Each entry below is to be extracted exactly.
>>>
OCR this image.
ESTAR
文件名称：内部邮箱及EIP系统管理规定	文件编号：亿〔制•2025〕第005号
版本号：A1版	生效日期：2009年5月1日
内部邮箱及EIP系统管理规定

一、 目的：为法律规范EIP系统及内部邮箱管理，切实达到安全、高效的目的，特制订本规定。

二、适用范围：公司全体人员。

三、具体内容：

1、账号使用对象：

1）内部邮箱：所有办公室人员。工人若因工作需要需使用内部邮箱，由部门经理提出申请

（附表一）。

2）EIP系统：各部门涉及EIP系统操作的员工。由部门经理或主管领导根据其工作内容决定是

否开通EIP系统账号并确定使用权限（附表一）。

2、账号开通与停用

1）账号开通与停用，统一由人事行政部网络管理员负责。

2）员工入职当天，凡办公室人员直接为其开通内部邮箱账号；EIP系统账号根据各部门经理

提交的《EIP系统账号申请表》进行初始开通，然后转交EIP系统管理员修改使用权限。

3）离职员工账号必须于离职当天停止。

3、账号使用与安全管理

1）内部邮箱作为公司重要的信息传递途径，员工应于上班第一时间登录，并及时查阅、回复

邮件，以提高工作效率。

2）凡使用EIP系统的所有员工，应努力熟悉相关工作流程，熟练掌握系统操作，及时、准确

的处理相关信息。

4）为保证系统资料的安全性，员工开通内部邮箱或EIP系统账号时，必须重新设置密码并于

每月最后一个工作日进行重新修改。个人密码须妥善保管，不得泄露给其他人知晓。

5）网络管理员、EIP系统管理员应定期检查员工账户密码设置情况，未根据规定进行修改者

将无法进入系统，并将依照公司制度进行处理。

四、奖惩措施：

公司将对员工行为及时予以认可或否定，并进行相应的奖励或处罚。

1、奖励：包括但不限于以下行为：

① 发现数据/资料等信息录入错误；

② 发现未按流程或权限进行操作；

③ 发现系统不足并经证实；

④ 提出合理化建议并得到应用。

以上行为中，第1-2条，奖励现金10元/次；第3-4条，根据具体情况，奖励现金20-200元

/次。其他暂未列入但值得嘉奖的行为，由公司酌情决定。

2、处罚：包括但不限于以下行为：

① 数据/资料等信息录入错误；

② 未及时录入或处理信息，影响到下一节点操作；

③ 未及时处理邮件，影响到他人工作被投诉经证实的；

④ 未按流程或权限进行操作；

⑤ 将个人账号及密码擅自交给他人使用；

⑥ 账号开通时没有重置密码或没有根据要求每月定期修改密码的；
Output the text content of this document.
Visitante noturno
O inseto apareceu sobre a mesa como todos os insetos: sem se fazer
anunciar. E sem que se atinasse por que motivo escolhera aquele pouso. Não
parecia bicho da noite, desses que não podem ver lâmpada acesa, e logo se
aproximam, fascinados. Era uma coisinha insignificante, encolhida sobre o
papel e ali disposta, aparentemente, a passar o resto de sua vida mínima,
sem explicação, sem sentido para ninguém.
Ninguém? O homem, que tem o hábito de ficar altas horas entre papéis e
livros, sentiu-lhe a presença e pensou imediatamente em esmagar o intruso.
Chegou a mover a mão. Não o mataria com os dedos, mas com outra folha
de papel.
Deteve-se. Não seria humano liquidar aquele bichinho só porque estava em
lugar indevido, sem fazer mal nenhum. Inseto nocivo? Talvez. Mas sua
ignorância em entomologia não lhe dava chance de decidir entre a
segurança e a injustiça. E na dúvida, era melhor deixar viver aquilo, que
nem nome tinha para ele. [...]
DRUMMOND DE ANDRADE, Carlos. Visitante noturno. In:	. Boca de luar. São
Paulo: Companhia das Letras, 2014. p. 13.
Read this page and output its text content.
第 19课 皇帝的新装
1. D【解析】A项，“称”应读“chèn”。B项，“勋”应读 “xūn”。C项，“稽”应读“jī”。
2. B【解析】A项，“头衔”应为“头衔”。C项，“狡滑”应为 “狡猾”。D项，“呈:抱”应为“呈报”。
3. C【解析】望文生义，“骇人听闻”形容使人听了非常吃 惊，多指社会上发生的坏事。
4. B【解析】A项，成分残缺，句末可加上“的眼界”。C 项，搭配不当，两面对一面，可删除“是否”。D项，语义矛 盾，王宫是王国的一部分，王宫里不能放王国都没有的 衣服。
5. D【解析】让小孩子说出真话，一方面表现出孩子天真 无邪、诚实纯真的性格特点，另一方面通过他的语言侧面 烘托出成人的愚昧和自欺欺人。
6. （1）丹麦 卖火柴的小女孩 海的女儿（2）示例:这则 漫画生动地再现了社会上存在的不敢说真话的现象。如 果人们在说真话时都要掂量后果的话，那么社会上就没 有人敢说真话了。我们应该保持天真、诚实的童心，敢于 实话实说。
<<<
Response to the task —
OCR this image.
ESTAR
文件名称：内部邮箱及EIP系统管理规定	文件编号：亿〔制•2025〕第005号
版本号：A1版	生效日期：2009年5月1日
内部邮箱及EIP系统管理规定

一、 目的：为法律规范EIP系统及内部邮箱管理，切实达到安全、高效的目的，特制订本规定。

二、适用范围：公司全体人员。

三、具体内容：

1、账号使用对象：

1）内部邮箱：所有办公室人员。工人若因工作需要需使用内部邮箱，由部门经理提出申请

（附表一）。

2）EIP系统：各部门涉及EIP系统操作的员工。由部门经理或主管领导根据其工作内容决定是

否开通EIP系统账号并确定使用权限（附表一）。

2、账号开通与停用

1）账号开通与停用，统一由人事行政部网络管理员负责。

2）员工入职当天，凡办公室人员直接为其开通内部邮箱账号；EIP系统账号根据各部门经理

提交的《EIP系统账号申请表》进行初始开通，然后转交EIP系统管理员修改使用权限。

3）离职员工账号必须于离职当天停止。

3、账号使用与安全管理

1）内部邮箱作为公司重要的信息传递途径，员工应于上班第一时间登录，并及时查阅、回复

邮件，以提高工作效率。

2）凡使用EIP系统的所有员工，应努力熟悉相关工作流程，熟练掌握系统操作，及时、准确

的处理相关信息。

4）为保证系统资料的安全性，员工开通内部邮箱或EIP系统账号时，必须重新设置密码并于

每月最后一个工作日进行重新修改。个人密码须妥善保管，不得泄露给其他人知晓。

5）网络管理员、EIP系统管理员应定期检查员工账户密码设置情况，未根据规定进行修改者

将无法进入系统，并将依照公司制度进行处理。

四、奖惩措施：

公司将对员工行为及时予以认可或否定，并进行相应的奖励或处罚。

1、奖励：包括但不限于以下行为：

① 发现数据/资料等信息录入错误；

② 发现未按流程或权限进行操作；

③ 发现系统不足并经证实；

④ 提出合理化建议并得到应用。

以上行为中，第1-2条，奖励现金10元/次；第3-4条，根据具体情况，奖励现金20-200元

/次。其他暂未列入但值得嘉奖的行为，由公司酌情决定。

2、处罚：包括但不限于以下行为：

① 数据/资料等信息录入错误；

② 未及时录入或处理信息，影响到下一节点操作；

③ 未及时处理邮件，影响到他人工作被投诉经证实的；

④ 未按流程或权限进行操作；

⑤ 将个人账号及密码擅自交给他人使用；

⑥ 账号开通时没有重置密码或没有根据要求每月定期修改密码的；
Output the text content of this document.
Visitante noturno
O inseto apareceu sobre a mesa como todos os insetos: sem se fazer
anunciar. E sem que se atinasse por que motivo escolhera aquele pouso. Não
parecia bicho da noite, desses que não podem ver lâmpada acesa, e logo se
aproximam, fascinados. Era uma coisinha insignificante, encolhida sobre o
papel e ali disposta, aparentemente, a passar o resto de sua vida mínima,
sem explicação, sem sentido para ninguém.
Ninguém? O homem, que tem o hábito de ficar altas horas entre papéis e
livros, sentiu-lhe a presença e pensou imediatamente em esmagar o intruso.
Chegou a mover a mão. Não o mataria com os dedos, mas com outra folha
de papel.
Deteve-se. Não seria humano liquidar aquele bichinho só porque estava em
lugar indevido, sem fazer mal nenhum. Inseto nocivo? Talvez. Mas sua
ignorância em entomologia não lhe dava chance de decidir entre a
segurança e a injustiça. E na dúvida, era melhor deixar viver aquilo, que
nem nome tinha para ele. [...]
DRUMMOND DE ANDRADE, Carlos. Visitante noturno. In:	. Boca de luar. São
Paulo: Companhia das Letras, 2014. p. 13.
Read this page and output its text content.
第 19课 皇帝的新装
1. D【解析】A项，“称”应读“chèn”。B项，“勋”应读 “xūn”。C项，“稽”应读“jī”。
2. B【解析】A项，“头衔”应为“头衔”。C项，“狡滑”应为 “狡猾”。D项，“呈:抱”应为“呈报”。
3. C【解析】望文生义，“骇人听闻”形容使人听了非常吃 惊，多指社会上发生的坏事。
4. B【解析】A项，成分残缺，句末可加上“的眼界”。C 项，搭配不当，两面对一面，可删除“是否”。D项，语义矛 盾，王宫是王国的一部分，王宫里不能放王国都没有的 衣服。
5. D【解析】让小孩子说出真话，一方面表现出孩子天真 无邪、诚实纯真的性格特点，另一方面通过他的语言侧面 烘托出成人的愚昧和自欺欺人。
6. （1）丹麦 卖火柴的小女孩 海的女儿（2）示例:这则 漫画生动地再现了社会上存在的不敢说真话的现象。如 果人们在说真话时都要掂量后果的话，那么社会上就没 有人敢说真话了。我们应该保持天真、诚实的童心，敢于 实话实说。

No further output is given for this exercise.